#### EXERCISE DETAILS
All of the data needs to be repeated exactly.

::: EXERCISE INPUTS :::

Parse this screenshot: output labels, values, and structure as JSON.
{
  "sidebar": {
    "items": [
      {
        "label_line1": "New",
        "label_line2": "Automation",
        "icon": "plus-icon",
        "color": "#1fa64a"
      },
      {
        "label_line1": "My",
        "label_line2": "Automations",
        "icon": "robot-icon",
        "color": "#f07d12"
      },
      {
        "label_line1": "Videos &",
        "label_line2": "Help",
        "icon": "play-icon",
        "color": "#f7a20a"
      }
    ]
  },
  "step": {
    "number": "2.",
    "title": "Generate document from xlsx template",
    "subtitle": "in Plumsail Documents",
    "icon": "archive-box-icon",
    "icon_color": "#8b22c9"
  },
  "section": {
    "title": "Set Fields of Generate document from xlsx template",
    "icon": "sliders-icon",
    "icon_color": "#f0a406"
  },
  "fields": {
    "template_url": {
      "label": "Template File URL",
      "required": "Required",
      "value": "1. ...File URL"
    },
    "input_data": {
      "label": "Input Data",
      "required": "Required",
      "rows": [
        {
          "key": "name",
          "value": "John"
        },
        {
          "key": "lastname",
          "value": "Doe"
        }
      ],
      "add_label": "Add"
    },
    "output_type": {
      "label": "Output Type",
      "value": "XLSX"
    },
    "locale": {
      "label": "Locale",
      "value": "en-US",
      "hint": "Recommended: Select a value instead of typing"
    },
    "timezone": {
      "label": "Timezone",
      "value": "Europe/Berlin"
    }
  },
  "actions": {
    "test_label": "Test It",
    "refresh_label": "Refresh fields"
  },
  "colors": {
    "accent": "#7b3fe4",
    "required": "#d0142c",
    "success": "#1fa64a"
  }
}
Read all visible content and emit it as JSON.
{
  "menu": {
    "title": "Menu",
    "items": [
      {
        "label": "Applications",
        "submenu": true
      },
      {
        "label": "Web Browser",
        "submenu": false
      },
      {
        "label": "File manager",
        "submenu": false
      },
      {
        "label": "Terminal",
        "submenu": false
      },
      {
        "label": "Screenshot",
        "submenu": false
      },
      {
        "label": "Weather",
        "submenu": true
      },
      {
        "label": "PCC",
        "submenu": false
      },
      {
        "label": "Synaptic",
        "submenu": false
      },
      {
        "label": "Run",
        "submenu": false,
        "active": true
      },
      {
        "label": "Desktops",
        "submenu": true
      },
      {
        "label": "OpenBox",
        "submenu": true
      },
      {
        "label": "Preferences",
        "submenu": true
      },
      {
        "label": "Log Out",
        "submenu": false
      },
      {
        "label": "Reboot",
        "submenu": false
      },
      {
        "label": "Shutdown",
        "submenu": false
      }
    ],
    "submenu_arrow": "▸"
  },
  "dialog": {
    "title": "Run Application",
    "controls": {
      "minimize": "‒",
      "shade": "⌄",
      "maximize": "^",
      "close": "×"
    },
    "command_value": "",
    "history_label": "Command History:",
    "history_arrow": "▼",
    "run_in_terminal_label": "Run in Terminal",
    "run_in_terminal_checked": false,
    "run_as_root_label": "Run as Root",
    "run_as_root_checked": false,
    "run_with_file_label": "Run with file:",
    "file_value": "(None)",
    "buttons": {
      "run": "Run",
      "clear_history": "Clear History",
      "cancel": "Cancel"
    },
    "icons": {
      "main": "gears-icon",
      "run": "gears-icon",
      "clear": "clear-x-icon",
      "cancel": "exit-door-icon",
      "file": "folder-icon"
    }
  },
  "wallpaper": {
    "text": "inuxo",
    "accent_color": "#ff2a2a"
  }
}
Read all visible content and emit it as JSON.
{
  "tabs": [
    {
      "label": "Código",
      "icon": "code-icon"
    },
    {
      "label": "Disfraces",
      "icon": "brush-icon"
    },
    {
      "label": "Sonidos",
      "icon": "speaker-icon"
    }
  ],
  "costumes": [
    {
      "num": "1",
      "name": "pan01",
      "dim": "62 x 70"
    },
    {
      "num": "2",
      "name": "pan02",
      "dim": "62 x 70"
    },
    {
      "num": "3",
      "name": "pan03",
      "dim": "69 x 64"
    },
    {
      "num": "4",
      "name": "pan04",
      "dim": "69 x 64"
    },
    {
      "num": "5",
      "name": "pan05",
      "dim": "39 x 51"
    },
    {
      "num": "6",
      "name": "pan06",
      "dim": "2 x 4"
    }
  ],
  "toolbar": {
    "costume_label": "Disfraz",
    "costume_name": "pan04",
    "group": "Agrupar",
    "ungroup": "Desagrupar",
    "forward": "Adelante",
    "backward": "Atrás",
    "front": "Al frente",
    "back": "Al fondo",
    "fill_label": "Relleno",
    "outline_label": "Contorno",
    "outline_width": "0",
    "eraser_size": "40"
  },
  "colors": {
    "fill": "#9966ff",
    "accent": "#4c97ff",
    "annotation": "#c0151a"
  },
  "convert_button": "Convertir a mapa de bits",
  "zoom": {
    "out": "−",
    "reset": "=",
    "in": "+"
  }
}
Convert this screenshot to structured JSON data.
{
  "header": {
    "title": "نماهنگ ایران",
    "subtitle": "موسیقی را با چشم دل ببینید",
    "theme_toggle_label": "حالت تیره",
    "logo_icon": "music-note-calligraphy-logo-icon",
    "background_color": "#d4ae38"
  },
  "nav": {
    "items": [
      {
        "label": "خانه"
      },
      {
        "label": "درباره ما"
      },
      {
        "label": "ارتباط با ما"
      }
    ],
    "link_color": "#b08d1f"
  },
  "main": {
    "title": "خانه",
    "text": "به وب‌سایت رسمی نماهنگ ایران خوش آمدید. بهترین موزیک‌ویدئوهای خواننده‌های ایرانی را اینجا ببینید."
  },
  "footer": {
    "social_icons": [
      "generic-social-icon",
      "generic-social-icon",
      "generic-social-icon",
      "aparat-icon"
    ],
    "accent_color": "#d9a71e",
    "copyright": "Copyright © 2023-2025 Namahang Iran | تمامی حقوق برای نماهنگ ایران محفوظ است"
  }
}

:::

#### THE ANSWER
Parse this screenshot: output labels, values, and structure as JSON.
{
  "sidebar": {
    "items": [
      {
        "label_line1": "New",
        "label_line2": "Automation",
        "icon": "plus-icon",
        "color": "#1fa64a"
      },
      {
        "label_line1": "My",
        "label_line2": "Automations",
        "icon": "robot-icon",
        "color": "#f07d12"
      },
      {
        "label_line1": "Videos &",
        "label_line2": "Help",
        "icon": "play-icon",
        "color": "#f7a20a"
      }
    ]
  },
  "step": {
    "number": "2.",
    "title": "Generate document from xlsx template",
    "subtitle": "in Plumsail Documents",
    "icon": "archive-box-icon",
    "icon_color": "#8b22c9"
  },
  "section": {
    "title": "Set Fields of Generate document from xlsx template",
    "icon": "sliders-icon",
    "icon_color": "#f0a406"
  },
  "fields": {
    "template_url": {
      "label": "Template File URL",
      "required": "Required",
      "value": "1. ...File URL"
    },
    "input_data": {
      "label": "Input Data",
      "required": "Required",
      "rows": [
        {
          "key": "name",
          "value": "John"
        },
        {
          "key": "lastname",
          "value": "Doe"
        }
      ],
      "add_label": "Add"
    },
    "output_type": {
      "label": "Output Type",
      "value": "XLSX"
    },
    "locale": {
      "label": "Locale",
      "value": "en-US",
      "hint": "Recommended: Select a value instead of typing"
    },
    "timezone": {
      "label": "Timezone",
      "value": "Europe/Berlin"
    }
  },
  "actions": {
    "test_label": "Test It",
    "refresh_label": "Refresh fields"
  },
  "colors": {
    "accent": "#7b3fe4",
    "required": "#d0142c",
    "success": "#1fa64a"
  }
}
Read all visible content and emit it as JSON.
{
  "menu": {
    "title": "Menu",
    "items": [
      {
        "label": "Applications",
        "submenu": true
      },
      {
        "label": "Web Browser",
        "submenu": false
      },
      {
        "label": "File manager",
        "submenu": false
      },
      {
        "label": "Terminal",
        "submenu": false
      },
      {
        "label": "Screenshot",
        "submenu": false
      },
      {
        "label": "Weather",
        "submenu": true
      },
      {
        "label": "PCC",
        "submenu": false
      },
      {
        "label": "Synaptic",
        "submenu": false
      },
      {
        "label": "Run",
        "submenu": false,
        "active": true
      },
      {
        "label": "Desktops",
        "submenu": true
      },
      {
        "label": "OpenBox",
        "submenu": true
      },
      {
        "label": "Preferences",
        "submenu": true
      },
      {
        "label": "Log Out",
        "submenu": false
      },
      {
        "label": "Reboot",
        "submenu": false
      },
      {
        "label": "Shutdown",
        "submenu": false
      }
    ],
    "submenu_arrow": "▸"
  },
  "dialog": {
    "title": "Run Application",
    "controls": {
      "minimize": "‒",
      "shade": "⌄",
      "maximize": "^",
      "close": "×"
    },
    "command_value": "",
    "history_label": "Command History:",
    "history_arrow": "▼",
    "run_in_terminal_label": "Run in Terminal",
    "run_in_terminal_checked": false,
    "run_as_root_label": "Run as Root",
    "run_as_root_checked": false,
    "run_with_file_label": "Run with file:",
    "file_value": "(None)",
    "buttons": {
      "run": "Run",
      "clear_history": "Clear History",
      "cancel": "Cancel"
    },
    "icons": {
      "main": "gears-icon",
      "run": "gears-icon",
      "clear": "clear-x-icon",
      "cancel": "exit-door-icon",
      "file": "folder-icon"
    }
  },
  "wallpaper": {
    "text": "inuxo",
    "accent_color": "#ff2a2a"
  }
}
Read all visible content and emit it as JSON.
{
  "tabs": [
    {
      "label": "Código",
      "icon": "code-icon"
    },
    {
      "label": "Disfraces",
      "icon": "brush-icon"
    },
    {
      "label": "Sonidos",
      "icon": "speaker-icon"
    }
  ],
  "costumes": [
    {
      "num": "1",
      "name": "pan01",
      "dim": "62 x 70"
    },
    {
      "num": "2",
      "name": "pan02",
      "dim": "62 x 70"
    },
    {
      "num": "3",
      "name": "pan03",
      "dim": "69 x 64"
    },
    {
      "num": "4",
      "name": "pan04",
      "dim": "69 x 64"
    },
    {
      "num": "5",
      "name": "pan05",
      "dim": "39 x 51"
    },
    {
      "num": "6",
      "name": "pan06",
      "dim": "2 x 4"
    }
  ],
  "toolbar": {
    "costume_label": "Disfraz",
    "costume_name": "pan04",
    "group": "Agrupar",
    "ungroup": "Desagrupar",
    "forward": "Adelante",
    "backward": "Atrás",
    "front": "Al frente",
    "back": "Al fondo",
    "fill_label": "Relleno",
    "outline_label": "Contorno",
    "outline_width": "0",
    "eraser_size": "40"
  },
  "colors": {
    "fill": "#9966ff",
    "accent": "#4c97ff",
    "annotation": "#c0151a"
  },
  "convert_button": "Convertir a mapa de bits",
  "zoom": {
    "out": "−",
    "reset": "=",
    "in": "+"
  }
}
Convert this screenshot to structured JSON data.
{
  "header": {
    "title": "نماهنگ ایران",
    "subtitle": "موسیقی را با چشم دل ببینید",
    "theme_toggle_label": "حالت تیره",
    "logo_icon": "music-note-calligraphy-logo-icon",
    "background_color": "#d4ae38"
  },
  "nav": {
    "items": [
      {
        "label": "خانه"
      },
      {
        "label": "درباره ما"
      },
      {
        "label": "ارتباط با ما"
      }
    ],
    "link_color": "#b08d1f"
  },
  "main": {
    "title": "خانه",
    "text": "به وب‌سایت رسمی نماهنگ ایران خوش آمدید. بهترین موزیک‌ویدئوهای خواننده‌های ایرانی را اینجا ببینید."
  },
  "footer": {
    "social_icons": [
      "generic-social-icon",
      "generic-social-icon",
      "generic-social-icon",
      "aparat-icon"
    ],
    "accent_color": "#d9a71e",
    "copyright": "Copyright © 2023-2025 Namahang Iran | تمامی حقوق برای نماهنگ ایران محفوظ است"
  }
}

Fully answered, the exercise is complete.